— Start of Supplied records —

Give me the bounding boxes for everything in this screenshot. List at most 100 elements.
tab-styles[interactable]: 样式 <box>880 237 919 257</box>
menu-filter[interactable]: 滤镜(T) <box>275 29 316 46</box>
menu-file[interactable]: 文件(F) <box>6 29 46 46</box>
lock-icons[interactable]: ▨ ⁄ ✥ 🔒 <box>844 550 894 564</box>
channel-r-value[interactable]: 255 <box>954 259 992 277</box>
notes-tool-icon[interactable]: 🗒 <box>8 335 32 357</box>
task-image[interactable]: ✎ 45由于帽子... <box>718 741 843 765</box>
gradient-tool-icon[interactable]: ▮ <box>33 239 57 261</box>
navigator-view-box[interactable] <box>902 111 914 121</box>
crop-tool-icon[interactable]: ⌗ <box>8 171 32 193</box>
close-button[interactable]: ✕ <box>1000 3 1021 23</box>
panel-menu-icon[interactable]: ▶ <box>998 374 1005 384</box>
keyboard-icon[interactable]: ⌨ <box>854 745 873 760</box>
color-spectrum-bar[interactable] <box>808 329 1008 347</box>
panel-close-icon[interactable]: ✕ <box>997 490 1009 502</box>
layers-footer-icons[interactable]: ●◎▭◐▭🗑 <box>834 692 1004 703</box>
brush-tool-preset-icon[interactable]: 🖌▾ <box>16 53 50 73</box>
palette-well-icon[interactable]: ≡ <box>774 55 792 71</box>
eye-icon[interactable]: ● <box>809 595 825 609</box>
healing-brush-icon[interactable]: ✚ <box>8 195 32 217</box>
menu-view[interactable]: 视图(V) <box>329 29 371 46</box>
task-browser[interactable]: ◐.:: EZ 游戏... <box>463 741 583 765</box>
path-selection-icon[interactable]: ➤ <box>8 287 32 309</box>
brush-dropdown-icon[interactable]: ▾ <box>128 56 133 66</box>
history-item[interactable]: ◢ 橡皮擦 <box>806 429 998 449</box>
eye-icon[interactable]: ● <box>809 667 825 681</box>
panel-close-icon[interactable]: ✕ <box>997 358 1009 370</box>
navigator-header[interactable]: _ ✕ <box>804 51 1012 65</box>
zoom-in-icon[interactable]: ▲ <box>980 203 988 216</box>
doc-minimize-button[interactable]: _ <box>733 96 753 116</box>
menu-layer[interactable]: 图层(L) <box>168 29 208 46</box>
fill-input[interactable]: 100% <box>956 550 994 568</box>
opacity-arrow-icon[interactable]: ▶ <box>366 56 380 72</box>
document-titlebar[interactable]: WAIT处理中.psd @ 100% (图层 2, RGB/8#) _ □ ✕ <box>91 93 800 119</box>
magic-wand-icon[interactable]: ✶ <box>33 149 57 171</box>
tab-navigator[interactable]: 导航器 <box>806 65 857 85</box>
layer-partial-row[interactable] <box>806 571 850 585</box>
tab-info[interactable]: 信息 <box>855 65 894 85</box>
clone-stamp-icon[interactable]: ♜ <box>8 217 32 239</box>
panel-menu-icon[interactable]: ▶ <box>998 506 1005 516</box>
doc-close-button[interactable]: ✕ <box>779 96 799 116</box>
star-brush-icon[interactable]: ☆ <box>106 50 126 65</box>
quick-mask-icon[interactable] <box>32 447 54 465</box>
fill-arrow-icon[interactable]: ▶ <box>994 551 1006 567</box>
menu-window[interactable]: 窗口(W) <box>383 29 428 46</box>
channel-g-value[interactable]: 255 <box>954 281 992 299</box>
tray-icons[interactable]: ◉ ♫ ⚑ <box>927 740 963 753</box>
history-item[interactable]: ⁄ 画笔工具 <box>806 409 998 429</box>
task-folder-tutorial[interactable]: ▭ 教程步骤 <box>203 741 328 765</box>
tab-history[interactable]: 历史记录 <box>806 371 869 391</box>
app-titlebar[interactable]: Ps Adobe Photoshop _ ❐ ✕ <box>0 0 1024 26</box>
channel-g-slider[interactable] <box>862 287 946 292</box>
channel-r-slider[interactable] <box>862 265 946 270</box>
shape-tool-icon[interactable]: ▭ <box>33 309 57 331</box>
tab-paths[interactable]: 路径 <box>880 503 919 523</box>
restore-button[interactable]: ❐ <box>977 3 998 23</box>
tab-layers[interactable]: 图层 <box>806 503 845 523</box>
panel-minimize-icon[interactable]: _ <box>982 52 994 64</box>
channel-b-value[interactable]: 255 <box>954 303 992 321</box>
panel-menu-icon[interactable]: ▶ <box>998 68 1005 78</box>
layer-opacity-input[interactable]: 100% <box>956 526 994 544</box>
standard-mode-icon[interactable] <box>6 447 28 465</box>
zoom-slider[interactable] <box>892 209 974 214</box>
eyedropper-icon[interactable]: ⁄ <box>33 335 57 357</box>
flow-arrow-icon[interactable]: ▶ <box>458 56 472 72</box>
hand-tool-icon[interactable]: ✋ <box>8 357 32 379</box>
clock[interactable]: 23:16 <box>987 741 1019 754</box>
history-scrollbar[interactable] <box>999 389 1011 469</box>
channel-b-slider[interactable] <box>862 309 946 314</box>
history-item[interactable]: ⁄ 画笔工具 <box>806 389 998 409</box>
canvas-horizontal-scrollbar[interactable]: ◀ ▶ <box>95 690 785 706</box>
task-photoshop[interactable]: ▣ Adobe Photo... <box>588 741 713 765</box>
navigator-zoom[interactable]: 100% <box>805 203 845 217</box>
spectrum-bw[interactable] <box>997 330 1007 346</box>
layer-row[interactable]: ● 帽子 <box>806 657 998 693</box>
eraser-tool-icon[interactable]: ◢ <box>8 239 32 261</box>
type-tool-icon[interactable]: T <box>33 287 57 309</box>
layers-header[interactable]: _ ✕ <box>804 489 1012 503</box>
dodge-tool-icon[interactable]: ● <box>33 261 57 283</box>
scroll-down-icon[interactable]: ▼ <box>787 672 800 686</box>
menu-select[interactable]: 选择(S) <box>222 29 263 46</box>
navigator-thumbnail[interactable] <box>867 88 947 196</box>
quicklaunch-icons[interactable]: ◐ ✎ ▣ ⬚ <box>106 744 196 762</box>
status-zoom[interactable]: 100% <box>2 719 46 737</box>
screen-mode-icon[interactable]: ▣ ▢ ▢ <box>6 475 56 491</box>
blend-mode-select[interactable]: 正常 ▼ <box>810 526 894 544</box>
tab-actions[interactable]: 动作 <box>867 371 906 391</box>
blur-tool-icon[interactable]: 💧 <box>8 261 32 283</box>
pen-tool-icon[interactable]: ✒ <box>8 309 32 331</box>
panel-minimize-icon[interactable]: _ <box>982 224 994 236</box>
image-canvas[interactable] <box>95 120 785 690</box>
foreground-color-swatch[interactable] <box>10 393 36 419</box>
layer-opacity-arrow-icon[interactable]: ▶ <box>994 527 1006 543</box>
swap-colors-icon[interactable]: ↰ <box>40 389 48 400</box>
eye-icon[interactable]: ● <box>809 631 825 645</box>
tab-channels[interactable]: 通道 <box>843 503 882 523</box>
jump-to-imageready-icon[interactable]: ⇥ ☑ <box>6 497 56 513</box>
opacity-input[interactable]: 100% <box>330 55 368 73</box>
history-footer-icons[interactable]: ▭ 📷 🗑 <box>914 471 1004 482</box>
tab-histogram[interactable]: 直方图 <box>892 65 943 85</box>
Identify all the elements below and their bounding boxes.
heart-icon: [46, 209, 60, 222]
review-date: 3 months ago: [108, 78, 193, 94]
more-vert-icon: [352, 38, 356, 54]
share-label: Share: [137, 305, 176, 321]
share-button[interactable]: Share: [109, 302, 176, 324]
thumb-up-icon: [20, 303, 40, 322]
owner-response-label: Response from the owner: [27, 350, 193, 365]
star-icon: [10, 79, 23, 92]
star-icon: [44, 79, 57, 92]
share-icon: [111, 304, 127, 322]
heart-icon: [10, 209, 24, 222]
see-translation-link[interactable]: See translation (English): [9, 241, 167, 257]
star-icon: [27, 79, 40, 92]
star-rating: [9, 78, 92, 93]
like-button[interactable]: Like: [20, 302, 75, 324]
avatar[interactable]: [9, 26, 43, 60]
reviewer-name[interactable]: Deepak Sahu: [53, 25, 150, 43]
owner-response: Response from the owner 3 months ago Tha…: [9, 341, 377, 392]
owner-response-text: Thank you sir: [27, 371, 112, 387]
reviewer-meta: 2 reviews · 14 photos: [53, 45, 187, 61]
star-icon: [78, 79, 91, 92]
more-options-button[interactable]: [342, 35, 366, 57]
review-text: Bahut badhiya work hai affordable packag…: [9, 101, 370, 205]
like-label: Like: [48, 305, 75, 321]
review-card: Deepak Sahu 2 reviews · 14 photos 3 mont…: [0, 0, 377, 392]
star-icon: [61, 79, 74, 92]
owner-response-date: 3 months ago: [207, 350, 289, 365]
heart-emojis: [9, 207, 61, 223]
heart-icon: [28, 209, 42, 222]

— End of Supplied records —

Problem to solve
Reproduce the records above, character for character, from their first line through the line containing "panel-menu-icon[interactable]: ▶ <box>998 374", both ends included.

Output
Give me the bounding boxes for everything in this screenshot. List at most 100 elements.
tab-styles[interactable]: 样式 <box>880 237 919 257</box>
menu-filter[interactable]: 滤镜(T) <box>275 29 316 46</box>
menu-file[interactable]: 文件(F) <box>6 29 46 46</box>
lock-icons[interactable]: ▨ ⁄ ✥ 🔒 <box>844 550 894 564</box>
channel-r-value[interactable]: 255 <box>954 259 992 277</box>
notes-tool-icon[interactable]: 🗒 <box>8 335 32 357</box>
task-image[interactable]: ✎ 45由于帽子... <box>718 741 843 765</box>
gradient-tool-icon[interactable]: ▮ <box>33 239 57 261</box>
navigator-view-box[interactable] <box>902 111 914 121</box>
crop-tool-icon[interactable]: ⌗ <box>8 171 32 193</box>
close-button[interactable]: ✕ <box>1000 3 1021 23</box>
panel-menu-icon[interactable]: ▶ <box>998 374 1005 384</box>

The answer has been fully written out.